Copy out the data exactly, leaving the pictures behind.

* Begin RECORDS FOR PROCESSING *

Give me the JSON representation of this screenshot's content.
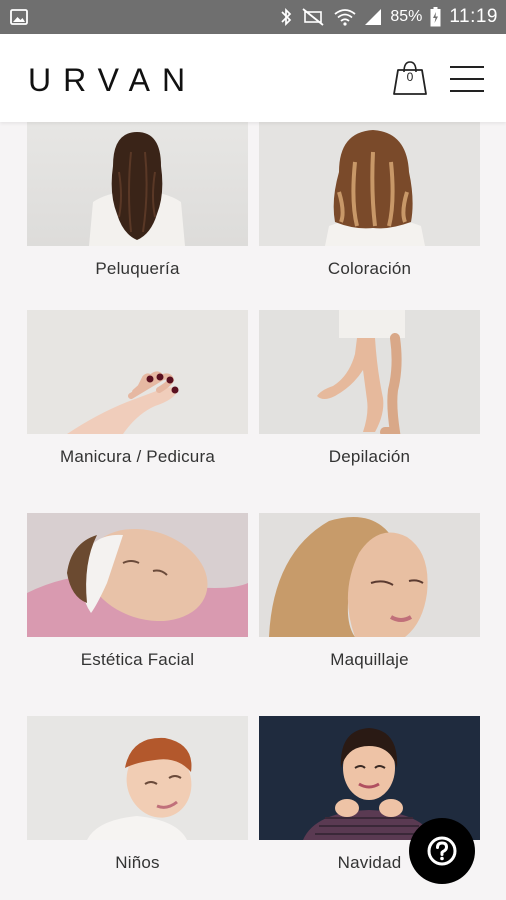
{
  "status_bar": {
    "battery": "85%",
    "time": "11:19",
    "icons": [
      "image-icon",
      "bluetooth-icon",
      "mute-icon",
      "wifi-icon",
      "signal-icon",
      "battery-icon"
    ]
  },
  "header": {
    "logo": "URVAN",
    "cart_count": "0",
    "cart_icon": "shopping-bag-icon",
    "menu_icon": "hamburger-menu-icon"
  },
  "categories": [
    {
      "label": "Peluquería"
    },
    {
      "label": "Coloración"
    },
    {
      "label": "Manicura / Pedicura"
    },
    {
      "label": "Depilación"
    },
    {
      "label": "Estética Facial"
    },
    {
      "label": "Maquillaje"
    },
    {
      "label": "Niños"
    },
    {
      "label": "Navidad"
    }
  ],
  "help_button": {
    "icon": "question-mark-icon"
  },
  "colors": {
    "background": "#f6f4f5",
    "header": "#ffffff",
    "text": "#333333",
    "help_button": "#000000"
  }
}
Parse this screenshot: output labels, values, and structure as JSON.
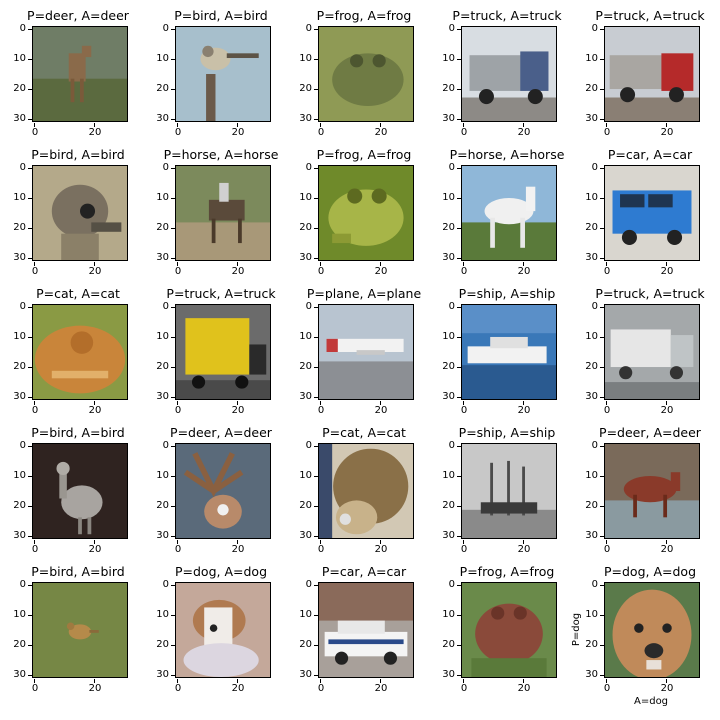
{
  "figure": {
    "panels": [
      {
        "title": "P=deer, A=deer",
        "scene": "deer"
      },
      {
        "title": "P=bird, A=bird",
        "scene": "bird-branch"
      },
      {
        "title": "P=frog, A=frog",
        "scene": "frog"
      },
      {
        "title": "P=truck, A=truck",
        "scene": "truck-white"
      },
      {
        "title": "P=truck, A=truck",
        "scene": "truck-red"
      },
      {
        "title": "P=bird, A=bird",
        "scene": "ostrich"
      },
      {
        "title": "P=horse, A=horse",
        "scene": "horse-rider"
      },
      {
        "title": "P=frog, A=frog",
        "scene": "frog-green"
      },
      {
        "title": "P=horse, A=horse",
        "scene": "horse-white"
      },
      {
        "title": "P=car, A=car",
        "scene": "car-blue"
      },
      {
        "title": "P=cat, A=cat",
        "scene": "cat-orange"
      },
      {
        "title": "P=truck, A=truck",
        "scene": "truck-yellow"
      },
      {
        "title": "P=plane, A=plane",
        "scene": "plane"
      },
      {
        "title": "P=ship, A=ship",
        "scene": "ship-boat"
      },
      {
        "title": "P=truck, A=truck",
        "scene": "truck-gray"
      },
      {
        "title": "P=bird, A=bird",
        "scene": "bird-dark"
      },
      {
        "title": "P=deer, A=deer",
        "scene": "deer-antlers"
      },
      {
        "title": "P=cat, A=cat",
        "scene": "cat-tabby"
      },
      {
        "title": "P=ship, A=ship",
        "scene": "ship-gray"
      },
      {
        "title": "P=deer, A=deer",
        "scene": "deer-brown"
      },
      {
        "title": "P=bird, A=bird",
        "scene": "bird-grass"
      },
      {
        "title": "P=dog, A=dog",
        "scene": "dog-white"
      },
      {
        "title": "P=car, A=car",
        "scene": "car-police"
      },
      {
        "title": "P=frog, A=frog",
        "scene": "frog-brown"
      },
      {
        "title": "P=dog, A=dog",
        "scene": "dog-face"
      }
    ],
    "y_ticks": [
      "0",
      "10",
      "20",
      "30"
    ],
    "x_ticks": [
      "0",
      "20"
    ],
    "last_panel_ylabel": "P=dog",
    "last_panel_xlabel": "A=dog"
  }
}
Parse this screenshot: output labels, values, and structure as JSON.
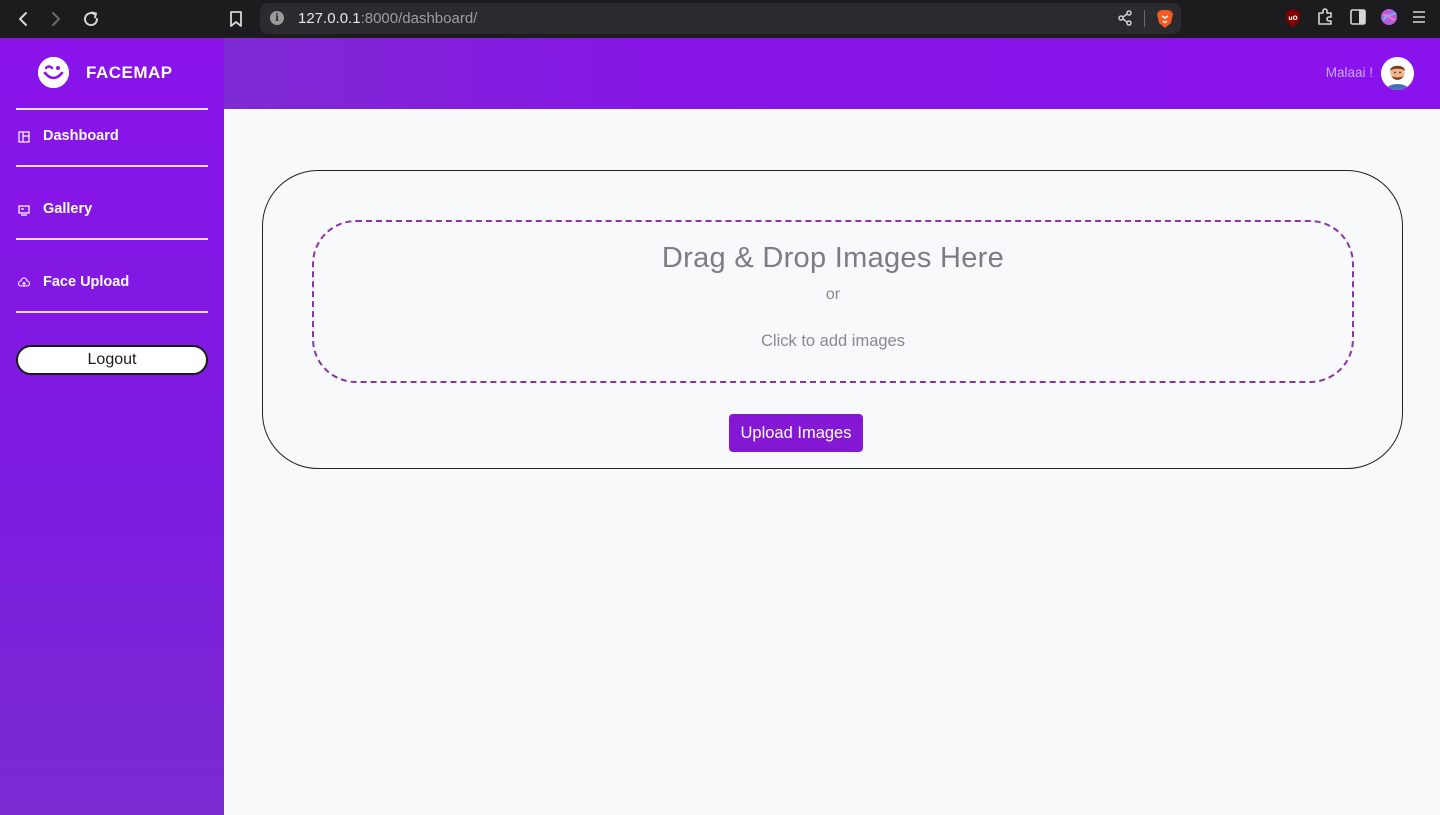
{
  "browser": {
    "url_host": "127.0.0.1",
    "url_rest": ":8000/dashboard/"
  },
  "sidebar": {
    "brand": "FACEMAP",
    "items": [
      {
        "label": "Dashboard",
        "icon": "dashboard-icon"
      },
      {
        "label": "Gallery",
        "icon": "gallery-icon"
      },
      {
        "label": "Face Upload",
        "icon": "cloud-upload-icon"
      }
    ],
    "logout_label": "Logout"
  },
  "header": {
    "user_name": "Malaai !"
  },
  "upload": {
    "drop_title": "Drag & Drop Images Here",
    "or_text": "or",
    "click_text": "Click to add images",
    "button_label": "Upload Images"
  },
  "colors": {
    "primary": "#8418d4",
    "sidebar": "#8a13ea",
    "dropzone_border": "#8a35a6"
  }
}
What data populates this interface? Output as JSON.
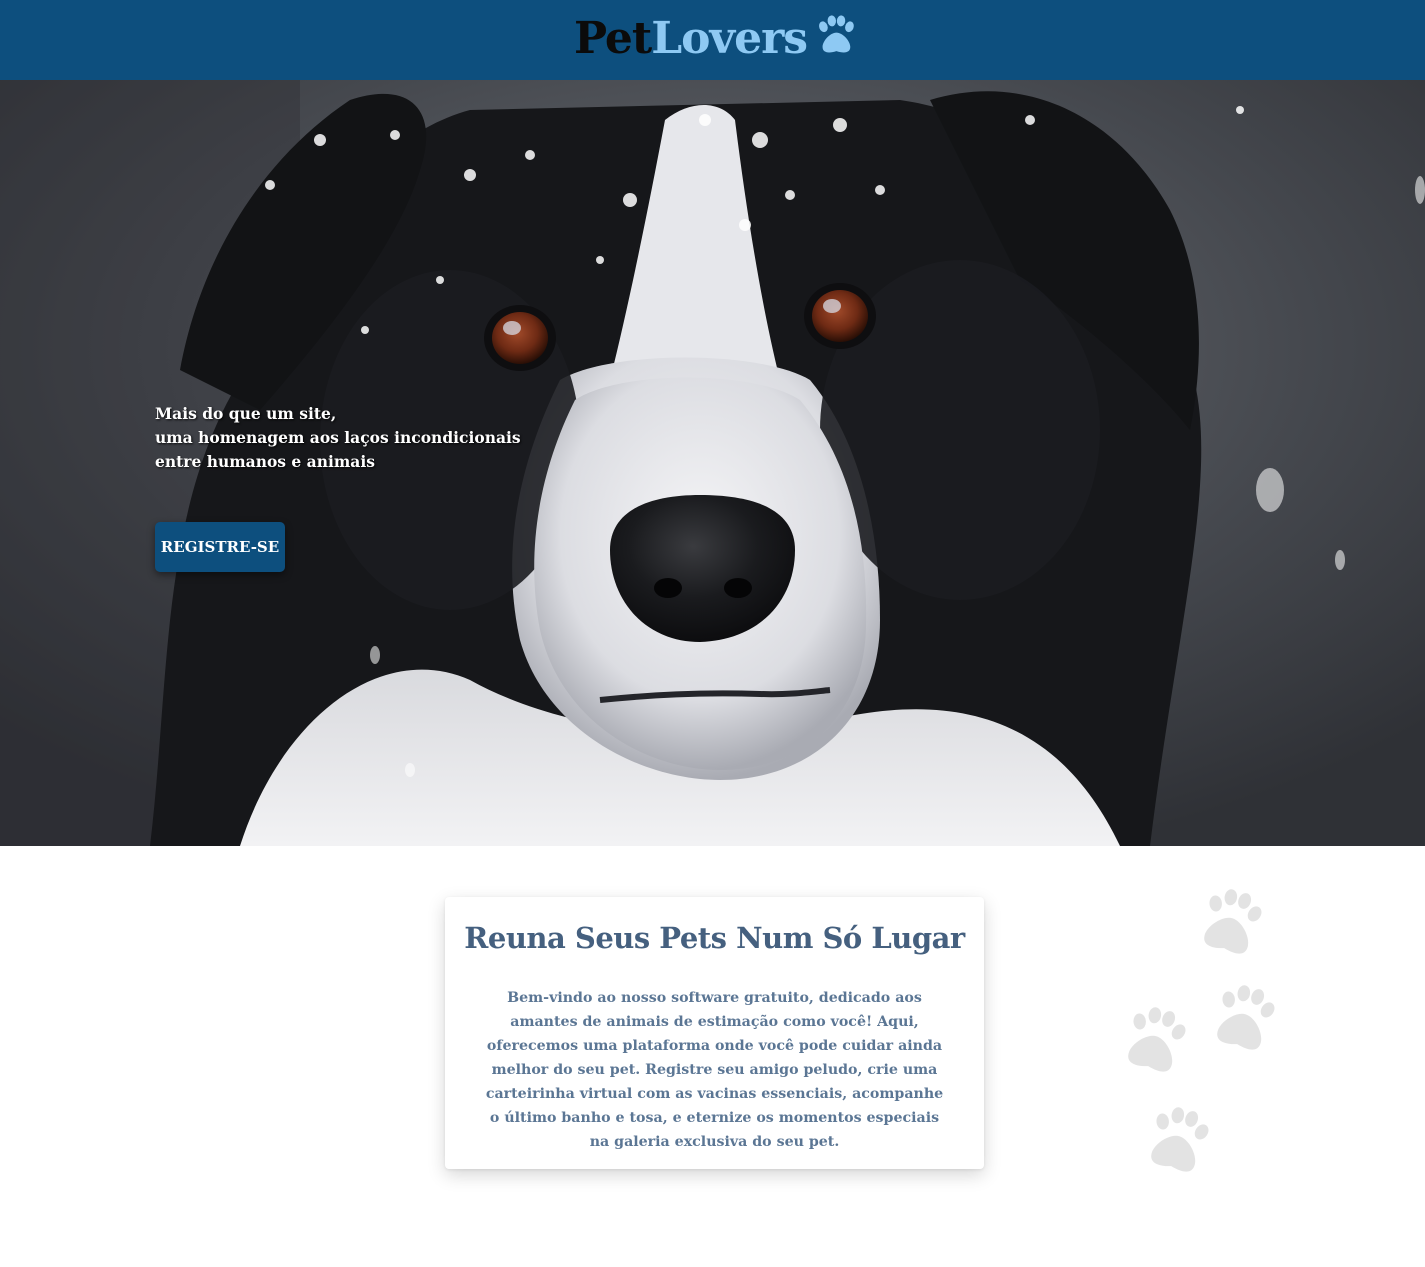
{
  "header": {
    "logo_part1": "Pet",
    "logo_part2": "Lovers",
    "logo_icon": "paw-icon",
    "brand_color": "#0d4f7e",
    "logo_accent_color": "#8ec9f3"
  },
  "hero": {
    "image": "dog-photo",
    "tagline_line1": "Mais do que um site,",
    "tagline_line2": "uma homenagem aos laços incondicionais",
    "tagline_line3": "entre humanos e animais",
    "register_label": "REGISTRE-SE"
  },
  "about": {
    "title": "Reuna Seus Pets Num Só Lugar",
    "body": "Bem-vindo ao nosso software gratuito, dedicado aos amantes de animais de estimação como você! Aqui, oferecemos uma plataforma onde você pode cuidar ainda melhor do seu pet. Registre seu amigo peludo, crie uma carteirinha virtual com as vacinas essenciais, acompanhe o último banho e tosa, e eternize os momentos especiais na galeria exclusiva do seu pet.",
    "text_color": "#5b7694",
    "title_color": "#45607f"
  },
  "decoration": {
    "icon": "paw-icon",
    "color": "#e3e3e3"
  }
}
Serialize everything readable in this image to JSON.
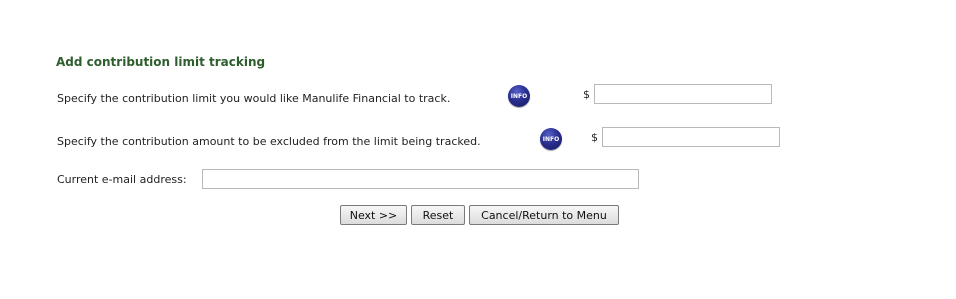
{
  "form": {
    "title": "Add contribution limit tracking",
    "limit_row": {
      "label": "Specify the contribution limit you would like Manulife Financial to track.",
      "info_icon_text": "INFO",
      "currency_symbol": "$",
      "value": ""
    },
    "excluded_row": {
      "label": "Specify the contribution amount to be excluded from the limit being tracked.",
      "info_icon_text": "INFO",
      "currency_symbol": "$",
      "value": ""
    },
    "email_row": {
      "label": "Current e-mail address:",
      "value": ""
    },
    "buttons": {
      "next_label": "Next >>",
      "reset_label": "Reset",
      "cancel_label": "Cancel/Return to Menu"
    }
  },
  "colors": {
    "title": "#2e5e2e",
    "info_icon": "#2a2f8f"
  }
}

* End RECORDS FOR PROCESSING *

RESULT FOR THIS EXERCISE >>
Give me the JSON representation of this screenshot's content.
{
  "status_bar": {
    "battery": "85%",
    "time": "11:19",
    "icons": [
      "image-icon",
      "bluetooth-icon",
      "mute-icon",
      "wifi-icon",
      "signal-icon",
      "battery-icon"
    ]
  },
  "header": {
    "logo": "URVAN",
    "cart_count": "0",
    "cart_icon": "shopping-bag-icon",
    "menu_icon": "hamburger-menu-icon"
  },
  "categories": [
    {
      "label": "Peluquería"
    },
    {
      "label": "Coloración"
    },
    {
      "label": "Manicura / Pedicura"
    },
    {
      "label": "Depilación"
    },
    {
      "label": "Estética Facial"
    },
    {
      "label": "Maquillaje"
    },
    {
      "label": "Niños"
    },
    {
      "label": "Navidad"
    }
  ],
  "help_button": {
    "icon": "question-mark-icon"
  },
  "colors": {
    "background": "#f6f4f5",
    "header": "#ffffff",
    "text": "#333333",
    "help_button": "#000000"
  }
}
Parse this screenshot: output labels, values, and structure as JSON.
{
  "figure": {
    "panels": [
      {
        "title": "P=deer, A=deer",
        "scene": "deer"
      },
      {
        "title": "P=bird, A=bird",
        "scene": "bird-branch"
      },
      {
        "title": "P=frog, A=frog",
        "scene": "frog"
      },
      {
        "title": "P=truck, A=truck",
        "scene": "truck-white"
      },
      {
        "title": "P=truck, A=truck",
        "scene": "truck-red"
      },
      {
        "title": "P=bird, A=bird",
        "scene": "ostrich"
      },
      {
        "title": "P=horse, A=horse",
        "scene": "horse-rider"
      },
      {
        "title": "P=frog, A=frog",
        "scene": "frog-green"
      },
      {
        "title": "P=horse, A=horse",
        "scene": "horse-white"
      },
      {
        "title": "P=car, A=car",
        "scene": "car-blue"
      },
      {
        "title": "P=cat, A=cat",
        "scene": "cat-orange"
      },
      {
        "title": "P=truck, A=truck",
        "scene": "truck-yellow"
      },
      {
        "title": "P=plane, A=plane",
        "scene": "plane"
      },
      {
        "title": "P=ship, A=ship",
        "scene": "ship-boat"
      },
      {
        "title": "P=truck, A=truck",
        "scene": "truck-gray"
      },
      {
        "title": "P=bird, A=bird",
        "scene": "bird-dark"
      },
      {
        "title": "P=deer, A=deer",
        "scene": "deer-antlers"
      },
      {
        "title": "P=cat, A=cat",
        "scene": "cat-tabby"
      },
      {
        "title": "P=ship, A=ship",
        "scene": "ship-gray"
      },
      {
        "title": "P=deer, A=deer",
        "scene": "deer-brown"
      },
      {
        "title": "P=bird, A=bird",
        "scene": "bird-grass"
      },
      {
        "title": "P=dog, A=dog",
        "scene": "dog-white"
      },
      {
        "title": "P=car, A=car",
        "scene": "car-police"
      },
      {
        "title": "P=frog, A=frog",
        "scene": "frog-brown"
      },
      {
        "title": "P=dog, A=dog",
        "scene": "dog-face"
      }
    ],
    "y_ticks": [
      "0",
      "10",
      "20",
      "30"
    ],
    "x_ticks": [
      "0",
      "20"
    ],
    "last_panel_ylabel": "P=dog",
    "last_panel_xlabel": "A=dog"
  }
}
Parse this screenshot: output labels, values, and structure as JSON.
{
  "browser": {
    "url_host": "127.0.0.1",
    "url_rest": ":8000/dashboard/"
  },
  "sidebar": {
    "brand": "FACEMAP",
    "items": [
      {
        "label": "Dashboard",
        "icon": "dashboard-icon"
      },
      {
        "label": "Gallery",
        "icon": "gallery-icon"
      },
      {
        "label": "Face Upload",
        "icon": "cloud-upload-icon"
      }
    ],
    "logout_label": "Logout"
  },
  "header": {
    "user_name": "Malaai !"
  },
  "upload": {
    "drop_title": "Drag & Drop Images Here",
    "or_text": "or",
    "click_text": "Click to add images",
    "button_label": "Upload Images"
  },
  "colors": {
    "primary": "#8418d4",
    "sidebar": "#8a13ea",
    "dropzone_border": "#8a35a6"
  }
}
What data populates this interface? Output as JSON.
{
  "header": {
    "logo_part1": "Pet",
    "logo_part2": "Lovers",
    "logo_icon": "paw-icon",
    "brand_color": "#0d4f7e",
    "logo_accent_color": "#8ec9f3"
  },
  "hero": {
    "image": "dog-photo",
    "tagline_line1": "Mais do que um site,",
    "tagline_line2": "uma homenagem aos laços incondicionais",
    "tagline_line3": "entre humanos e animais",
    "register_label": "REGISTRE-SE"
  },
  "about": {
    "title": "Reuna Seus Pets Num Só Lugar",
    "body": "Bem-vindo ao nosso software gratuito, dedicado aos amantes de animais de estimação como você! Aqui, oferecemos uma plataforma onde você pode cuidar ainda melhor do seu pet. Registre seu amigo peludo, crie uma carteirinha virtual com as vacinas essenciais, acompanhe o último banho e tosa, e eternize os momentos especiais na galeria exclusiva do seu pet.",
    "text_color": "#5b7694",
    "title_color": "#45607f"
  },
  "decoration": {
    "icon": "paw-icon",
    "color": "#e3e3e3"
  }
}
Serialize everything readable in this image to JSON.
{
  "form": {
    "title": "Add contribution limit tracking",
    "limit_row": {
      "label": "Specify the contribution limit you would like Manulife Financial to track.",
      "info_icon_text": "INFO",
      "currency_symbol": "$",
      "value": ""
    },
    "excluded_row": {
      "label": "Specify the contribution amount to be excluded from the limit being tracked.",
      "info_icon_text": "INFO",
      "currency_symbol": "$",
      "value": ""
    },
    "email_row": {
      "label": "Current e-mail address:",
      "value": ""
    },
    "buttons": {
      "next_label": "Next >>",
      "reset_label": "Reset",
      "cancel_label": "Cancel/Return to Menu"
    }
  },
  "colors": {
    "title": "#2e5e2e",
    "info_icon": "#2a2f8f"
  }
}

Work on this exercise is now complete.